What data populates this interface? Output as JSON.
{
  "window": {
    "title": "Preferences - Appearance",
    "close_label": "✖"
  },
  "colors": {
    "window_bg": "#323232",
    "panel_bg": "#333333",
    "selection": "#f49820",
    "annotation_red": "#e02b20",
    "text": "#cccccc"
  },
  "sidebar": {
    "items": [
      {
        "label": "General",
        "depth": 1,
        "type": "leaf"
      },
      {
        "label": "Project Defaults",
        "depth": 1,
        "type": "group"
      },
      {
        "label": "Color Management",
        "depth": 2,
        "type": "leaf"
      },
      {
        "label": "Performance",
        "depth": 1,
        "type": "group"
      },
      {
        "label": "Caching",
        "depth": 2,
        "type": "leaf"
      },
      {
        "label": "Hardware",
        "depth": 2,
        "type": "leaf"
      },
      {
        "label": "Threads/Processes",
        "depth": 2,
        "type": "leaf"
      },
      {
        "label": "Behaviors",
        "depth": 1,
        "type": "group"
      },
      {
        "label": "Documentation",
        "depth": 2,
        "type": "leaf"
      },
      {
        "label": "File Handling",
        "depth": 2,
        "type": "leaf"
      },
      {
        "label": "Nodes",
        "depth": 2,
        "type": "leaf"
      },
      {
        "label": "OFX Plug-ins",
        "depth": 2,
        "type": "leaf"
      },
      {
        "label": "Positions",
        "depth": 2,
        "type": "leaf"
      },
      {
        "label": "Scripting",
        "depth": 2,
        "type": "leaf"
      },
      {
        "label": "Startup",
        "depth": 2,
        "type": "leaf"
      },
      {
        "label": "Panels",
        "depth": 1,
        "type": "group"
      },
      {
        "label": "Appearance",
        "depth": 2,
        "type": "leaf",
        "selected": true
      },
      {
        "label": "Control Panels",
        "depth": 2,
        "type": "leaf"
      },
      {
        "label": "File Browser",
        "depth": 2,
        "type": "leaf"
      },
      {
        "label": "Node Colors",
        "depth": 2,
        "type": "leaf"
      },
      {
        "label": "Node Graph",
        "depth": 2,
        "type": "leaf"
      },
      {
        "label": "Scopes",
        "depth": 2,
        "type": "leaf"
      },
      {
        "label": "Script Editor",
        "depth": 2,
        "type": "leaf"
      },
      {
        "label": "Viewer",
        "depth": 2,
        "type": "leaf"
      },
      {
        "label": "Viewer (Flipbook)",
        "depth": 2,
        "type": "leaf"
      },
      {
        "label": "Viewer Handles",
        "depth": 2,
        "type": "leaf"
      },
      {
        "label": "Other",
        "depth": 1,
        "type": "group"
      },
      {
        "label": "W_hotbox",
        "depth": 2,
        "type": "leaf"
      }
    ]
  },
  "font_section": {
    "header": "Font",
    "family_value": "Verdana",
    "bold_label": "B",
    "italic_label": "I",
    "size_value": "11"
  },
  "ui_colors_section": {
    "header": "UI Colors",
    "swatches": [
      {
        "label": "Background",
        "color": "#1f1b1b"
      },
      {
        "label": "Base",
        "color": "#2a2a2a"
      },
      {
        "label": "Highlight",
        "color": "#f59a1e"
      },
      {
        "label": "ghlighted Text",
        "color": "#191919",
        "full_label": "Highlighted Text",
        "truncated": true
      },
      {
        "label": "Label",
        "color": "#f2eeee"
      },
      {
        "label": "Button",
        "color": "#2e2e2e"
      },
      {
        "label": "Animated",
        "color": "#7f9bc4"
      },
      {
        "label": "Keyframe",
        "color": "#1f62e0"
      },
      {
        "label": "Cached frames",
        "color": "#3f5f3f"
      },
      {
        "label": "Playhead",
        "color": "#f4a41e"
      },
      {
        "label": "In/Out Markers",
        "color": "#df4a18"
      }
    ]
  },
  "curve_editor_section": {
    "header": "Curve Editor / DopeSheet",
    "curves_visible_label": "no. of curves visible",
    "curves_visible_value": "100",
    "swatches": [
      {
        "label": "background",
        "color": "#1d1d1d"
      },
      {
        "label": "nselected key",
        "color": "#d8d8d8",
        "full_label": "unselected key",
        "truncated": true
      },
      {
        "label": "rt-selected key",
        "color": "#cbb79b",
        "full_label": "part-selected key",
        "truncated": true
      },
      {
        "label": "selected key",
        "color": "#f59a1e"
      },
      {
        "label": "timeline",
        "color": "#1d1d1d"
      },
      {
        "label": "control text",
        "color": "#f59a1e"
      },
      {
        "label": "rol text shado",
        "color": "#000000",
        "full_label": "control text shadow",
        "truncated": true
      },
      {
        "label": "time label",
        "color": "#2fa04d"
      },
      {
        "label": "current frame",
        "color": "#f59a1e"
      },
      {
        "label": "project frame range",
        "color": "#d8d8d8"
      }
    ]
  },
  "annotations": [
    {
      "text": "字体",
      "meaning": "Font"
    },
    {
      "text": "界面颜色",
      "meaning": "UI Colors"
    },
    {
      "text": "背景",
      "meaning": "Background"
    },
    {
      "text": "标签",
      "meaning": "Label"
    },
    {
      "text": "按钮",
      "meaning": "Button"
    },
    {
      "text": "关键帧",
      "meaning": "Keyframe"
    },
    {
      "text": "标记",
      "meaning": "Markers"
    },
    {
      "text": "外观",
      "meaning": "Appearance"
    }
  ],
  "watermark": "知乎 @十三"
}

■ Description of the task
Gather each line from the entries above that includes the word "meaning".

■ In response
      "meaning": "Font"
      "meaning": "UI Colors"
      "meaning": "Background"
      "meaning": "Label"
      "meaning": "Button"
      "meaning": "Keyframe"
      "meaning": "Markers"
      "meaning": "Appearance"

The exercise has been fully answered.